> [What is asked]: Copy out each line of the data that holds the word "Créer".

--- BEGIN Data extract ---

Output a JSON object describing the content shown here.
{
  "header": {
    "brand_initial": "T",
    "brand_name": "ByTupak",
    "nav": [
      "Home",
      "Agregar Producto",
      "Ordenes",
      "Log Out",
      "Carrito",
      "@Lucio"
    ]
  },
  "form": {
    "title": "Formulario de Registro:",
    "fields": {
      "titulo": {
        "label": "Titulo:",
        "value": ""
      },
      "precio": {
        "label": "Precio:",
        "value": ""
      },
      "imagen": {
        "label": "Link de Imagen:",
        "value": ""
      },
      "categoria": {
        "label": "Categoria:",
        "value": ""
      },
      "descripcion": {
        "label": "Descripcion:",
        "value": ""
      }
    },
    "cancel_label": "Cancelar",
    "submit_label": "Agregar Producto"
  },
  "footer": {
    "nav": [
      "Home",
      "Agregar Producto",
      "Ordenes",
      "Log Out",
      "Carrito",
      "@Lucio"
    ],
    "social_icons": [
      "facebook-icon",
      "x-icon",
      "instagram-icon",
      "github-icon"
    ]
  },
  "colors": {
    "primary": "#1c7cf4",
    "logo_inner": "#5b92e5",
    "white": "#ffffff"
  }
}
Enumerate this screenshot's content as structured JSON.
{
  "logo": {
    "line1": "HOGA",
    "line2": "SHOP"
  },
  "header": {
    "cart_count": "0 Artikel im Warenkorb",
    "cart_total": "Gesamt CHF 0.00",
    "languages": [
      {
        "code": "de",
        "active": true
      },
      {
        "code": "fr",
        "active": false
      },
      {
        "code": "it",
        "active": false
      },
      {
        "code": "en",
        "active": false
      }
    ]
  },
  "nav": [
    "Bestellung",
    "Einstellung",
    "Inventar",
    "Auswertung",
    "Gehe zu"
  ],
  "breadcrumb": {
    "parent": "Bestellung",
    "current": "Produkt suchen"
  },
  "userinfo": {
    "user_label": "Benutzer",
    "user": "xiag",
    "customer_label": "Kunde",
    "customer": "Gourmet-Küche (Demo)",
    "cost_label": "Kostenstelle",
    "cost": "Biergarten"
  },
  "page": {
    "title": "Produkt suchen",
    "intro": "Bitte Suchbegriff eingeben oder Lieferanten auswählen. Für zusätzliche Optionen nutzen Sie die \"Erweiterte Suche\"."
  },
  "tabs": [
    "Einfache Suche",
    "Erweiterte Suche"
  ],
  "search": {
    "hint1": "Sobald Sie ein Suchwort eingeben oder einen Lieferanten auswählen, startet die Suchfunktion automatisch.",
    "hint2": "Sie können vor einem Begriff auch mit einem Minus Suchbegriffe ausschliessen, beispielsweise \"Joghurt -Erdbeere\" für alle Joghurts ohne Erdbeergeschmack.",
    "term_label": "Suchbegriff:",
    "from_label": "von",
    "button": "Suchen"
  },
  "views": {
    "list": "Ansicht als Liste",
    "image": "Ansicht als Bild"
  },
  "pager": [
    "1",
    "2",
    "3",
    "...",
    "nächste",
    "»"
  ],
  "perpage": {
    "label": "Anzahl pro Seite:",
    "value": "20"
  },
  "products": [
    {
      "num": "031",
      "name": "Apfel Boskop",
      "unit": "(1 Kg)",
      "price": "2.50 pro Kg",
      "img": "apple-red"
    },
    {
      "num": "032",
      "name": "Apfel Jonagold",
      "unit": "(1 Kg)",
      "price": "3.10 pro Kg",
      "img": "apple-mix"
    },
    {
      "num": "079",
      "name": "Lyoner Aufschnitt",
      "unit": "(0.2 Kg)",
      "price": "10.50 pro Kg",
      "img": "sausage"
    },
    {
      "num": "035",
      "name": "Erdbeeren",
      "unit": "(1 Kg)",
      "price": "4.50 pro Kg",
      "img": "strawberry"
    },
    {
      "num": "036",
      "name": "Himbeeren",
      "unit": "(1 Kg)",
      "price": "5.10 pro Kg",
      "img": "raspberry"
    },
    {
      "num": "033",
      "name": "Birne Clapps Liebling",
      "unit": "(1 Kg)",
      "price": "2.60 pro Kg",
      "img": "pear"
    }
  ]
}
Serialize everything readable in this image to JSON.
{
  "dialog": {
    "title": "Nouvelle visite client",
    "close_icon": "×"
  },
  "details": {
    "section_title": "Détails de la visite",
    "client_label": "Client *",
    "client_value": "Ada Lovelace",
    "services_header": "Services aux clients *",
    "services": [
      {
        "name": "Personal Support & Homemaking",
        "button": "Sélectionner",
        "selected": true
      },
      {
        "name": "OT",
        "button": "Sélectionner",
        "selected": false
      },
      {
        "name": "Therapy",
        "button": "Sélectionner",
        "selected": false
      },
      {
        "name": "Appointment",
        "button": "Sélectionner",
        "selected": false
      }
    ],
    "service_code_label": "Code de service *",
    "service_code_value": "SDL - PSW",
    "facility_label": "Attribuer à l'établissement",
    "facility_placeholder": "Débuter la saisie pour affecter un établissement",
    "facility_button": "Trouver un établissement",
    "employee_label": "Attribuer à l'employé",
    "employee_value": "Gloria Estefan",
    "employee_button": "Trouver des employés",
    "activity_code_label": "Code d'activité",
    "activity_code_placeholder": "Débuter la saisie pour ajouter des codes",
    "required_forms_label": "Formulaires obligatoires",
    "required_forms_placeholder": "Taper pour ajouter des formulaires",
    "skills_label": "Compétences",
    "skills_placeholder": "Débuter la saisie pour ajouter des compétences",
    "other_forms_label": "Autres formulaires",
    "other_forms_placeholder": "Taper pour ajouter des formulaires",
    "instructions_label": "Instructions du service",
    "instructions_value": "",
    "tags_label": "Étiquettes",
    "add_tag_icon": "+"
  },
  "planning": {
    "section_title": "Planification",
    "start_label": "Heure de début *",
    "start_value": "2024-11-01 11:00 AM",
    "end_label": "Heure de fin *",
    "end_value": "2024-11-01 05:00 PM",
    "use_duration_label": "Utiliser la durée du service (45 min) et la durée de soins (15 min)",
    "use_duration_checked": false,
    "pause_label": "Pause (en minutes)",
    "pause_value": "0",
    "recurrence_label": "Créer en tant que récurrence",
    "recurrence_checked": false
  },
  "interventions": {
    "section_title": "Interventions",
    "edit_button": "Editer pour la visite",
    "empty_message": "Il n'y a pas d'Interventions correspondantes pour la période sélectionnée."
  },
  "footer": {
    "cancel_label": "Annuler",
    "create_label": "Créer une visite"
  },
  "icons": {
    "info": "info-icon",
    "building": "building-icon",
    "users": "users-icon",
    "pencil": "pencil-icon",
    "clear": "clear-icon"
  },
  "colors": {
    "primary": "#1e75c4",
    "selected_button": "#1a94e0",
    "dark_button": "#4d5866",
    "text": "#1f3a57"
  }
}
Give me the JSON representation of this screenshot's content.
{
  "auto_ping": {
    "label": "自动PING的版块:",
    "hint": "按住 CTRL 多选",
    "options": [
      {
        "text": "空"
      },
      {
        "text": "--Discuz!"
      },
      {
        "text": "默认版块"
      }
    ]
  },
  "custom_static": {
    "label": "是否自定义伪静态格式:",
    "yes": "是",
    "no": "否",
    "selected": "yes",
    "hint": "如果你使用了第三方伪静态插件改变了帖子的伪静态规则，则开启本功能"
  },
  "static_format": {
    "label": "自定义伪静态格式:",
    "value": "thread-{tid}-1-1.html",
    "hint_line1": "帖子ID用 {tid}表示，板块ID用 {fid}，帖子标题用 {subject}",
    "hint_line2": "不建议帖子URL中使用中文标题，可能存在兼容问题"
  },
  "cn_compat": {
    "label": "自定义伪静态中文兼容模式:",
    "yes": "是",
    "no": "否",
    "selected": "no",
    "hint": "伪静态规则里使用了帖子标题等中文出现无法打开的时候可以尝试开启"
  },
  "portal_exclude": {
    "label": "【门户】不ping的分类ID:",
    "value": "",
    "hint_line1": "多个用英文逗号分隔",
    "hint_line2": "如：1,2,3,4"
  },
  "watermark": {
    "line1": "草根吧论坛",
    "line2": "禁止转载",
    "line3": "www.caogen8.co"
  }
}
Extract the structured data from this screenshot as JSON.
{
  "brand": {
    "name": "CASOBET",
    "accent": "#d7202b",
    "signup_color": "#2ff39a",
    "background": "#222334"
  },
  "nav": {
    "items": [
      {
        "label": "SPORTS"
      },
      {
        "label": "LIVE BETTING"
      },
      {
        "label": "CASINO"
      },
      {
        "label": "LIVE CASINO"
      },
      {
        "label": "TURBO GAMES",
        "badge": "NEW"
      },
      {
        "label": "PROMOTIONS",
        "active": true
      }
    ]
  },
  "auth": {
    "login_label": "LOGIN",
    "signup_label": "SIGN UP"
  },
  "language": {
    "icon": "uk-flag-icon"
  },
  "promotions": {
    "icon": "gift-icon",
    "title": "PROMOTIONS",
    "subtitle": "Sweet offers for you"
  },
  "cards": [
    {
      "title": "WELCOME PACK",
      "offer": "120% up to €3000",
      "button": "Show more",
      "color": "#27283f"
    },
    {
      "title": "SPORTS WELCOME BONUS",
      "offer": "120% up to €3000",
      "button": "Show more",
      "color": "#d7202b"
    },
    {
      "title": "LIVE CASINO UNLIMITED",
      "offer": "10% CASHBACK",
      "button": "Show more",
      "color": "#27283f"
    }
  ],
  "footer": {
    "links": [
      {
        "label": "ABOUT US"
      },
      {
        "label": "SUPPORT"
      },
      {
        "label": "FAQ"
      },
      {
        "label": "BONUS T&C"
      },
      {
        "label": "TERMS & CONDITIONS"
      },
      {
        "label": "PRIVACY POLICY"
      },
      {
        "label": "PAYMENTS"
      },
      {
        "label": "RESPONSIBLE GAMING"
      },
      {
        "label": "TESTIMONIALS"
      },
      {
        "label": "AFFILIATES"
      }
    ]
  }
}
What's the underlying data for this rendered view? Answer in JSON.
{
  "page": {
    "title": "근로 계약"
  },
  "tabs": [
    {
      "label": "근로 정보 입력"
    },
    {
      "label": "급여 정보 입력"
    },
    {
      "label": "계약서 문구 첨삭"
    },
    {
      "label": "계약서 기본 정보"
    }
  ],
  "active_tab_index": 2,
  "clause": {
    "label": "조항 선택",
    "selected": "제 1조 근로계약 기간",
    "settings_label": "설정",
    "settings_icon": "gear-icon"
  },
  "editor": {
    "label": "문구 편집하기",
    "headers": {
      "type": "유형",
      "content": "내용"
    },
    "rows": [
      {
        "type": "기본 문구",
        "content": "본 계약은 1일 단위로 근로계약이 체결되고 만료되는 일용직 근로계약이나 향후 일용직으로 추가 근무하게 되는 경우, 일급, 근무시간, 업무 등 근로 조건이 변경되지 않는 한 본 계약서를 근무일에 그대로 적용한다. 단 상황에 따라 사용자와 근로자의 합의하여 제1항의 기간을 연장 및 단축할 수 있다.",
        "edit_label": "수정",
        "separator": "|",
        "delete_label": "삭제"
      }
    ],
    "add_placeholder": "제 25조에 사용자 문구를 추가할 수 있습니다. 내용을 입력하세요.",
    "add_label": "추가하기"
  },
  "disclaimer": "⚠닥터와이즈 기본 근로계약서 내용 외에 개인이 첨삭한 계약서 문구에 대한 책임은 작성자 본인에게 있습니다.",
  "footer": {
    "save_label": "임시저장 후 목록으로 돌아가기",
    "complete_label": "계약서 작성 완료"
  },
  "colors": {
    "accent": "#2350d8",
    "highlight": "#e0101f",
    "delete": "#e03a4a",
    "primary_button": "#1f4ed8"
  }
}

--- END Data extract ---

> [Solution to the problem]:
    "recurrence_label": "Créer en tant que récurrence",
    "create_label": "Créer une visite"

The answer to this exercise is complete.